(Items listed in a dataset)
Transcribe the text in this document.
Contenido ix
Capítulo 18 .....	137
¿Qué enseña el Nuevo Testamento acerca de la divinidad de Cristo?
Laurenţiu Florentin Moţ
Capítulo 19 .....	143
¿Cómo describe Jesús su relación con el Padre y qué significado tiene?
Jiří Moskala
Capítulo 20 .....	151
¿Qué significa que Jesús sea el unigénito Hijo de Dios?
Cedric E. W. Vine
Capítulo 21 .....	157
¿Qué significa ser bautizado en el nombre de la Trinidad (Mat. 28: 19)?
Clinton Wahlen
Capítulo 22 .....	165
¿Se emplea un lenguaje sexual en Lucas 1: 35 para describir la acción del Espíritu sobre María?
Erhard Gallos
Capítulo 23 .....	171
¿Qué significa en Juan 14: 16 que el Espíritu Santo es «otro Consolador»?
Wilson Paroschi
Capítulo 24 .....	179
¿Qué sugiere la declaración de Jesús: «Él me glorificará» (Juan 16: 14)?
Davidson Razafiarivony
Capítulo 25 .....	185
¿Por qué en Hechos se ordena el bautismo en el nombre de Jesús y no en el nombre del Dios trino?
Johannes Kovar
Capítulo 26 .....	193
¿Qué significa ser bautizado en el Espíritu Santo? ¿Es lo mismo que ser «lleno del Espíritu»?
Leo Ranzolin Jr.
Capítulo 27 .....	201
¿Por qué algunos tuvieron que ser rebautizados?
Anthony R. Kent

• **Problem to solve**
Every record above should be output exactly.

• **Solved problem**
Transcribe the text in this document.
Contenido ix
Capítulo 18 .....	137
¿Qué enseña el Nuevo Testamento acerca de la divinidad de Cristo?
Laurenţiu Florentin Moţ
Capítulo 19 .....	143
¿Cómo describe Jesús su relación con el Padre y qué significado tiene?
Jiří Moskala
Capítulo 20 .....	151
¿Qué significa que Jesús sea el unigénito Hijo de Dios?
Cedric E. W. Vine
Capítulo 21 .....	157
¿Qué significa ser bautizado en el nombre de la Trinidad (Mat. 28: 19)?
Clinton Wahlen
Capítulo 22 .....	165
¿Se emplea un lenguaje sexual en Lucas 1: 35 para describir la acción del Espíritu sobre María?
Erhard Gallos
Capítulo 23 .....	171
¿Qué significa en Juan 14: 16 que el Espíritu Santo es «otro Consolador»?
Wilson Paroschi
Capítulo 24 .....	179
¿Qué sugiere la declaración de Jesús: «Él me glorificará» (Juan 16: 14)?
Davidson Razafiarivony
Capítulo 25 .....	185
¿Por qué en Hechos se ordena el bautismo en el nombre de Jesús y no en el nombre del Dios trino?
Johannes Kovar
Capítulo 26 .....	193
¿Qué significa ser bautizado en el Espíritu Santo? ¿Es lo mismo que ser «lleno del Espíritu»?
Leo Ranzolin Jr.
Capítulo 27 .....	201
¿Por qué algunos tuvieron que ser rebautizados?
Anthony R. Kent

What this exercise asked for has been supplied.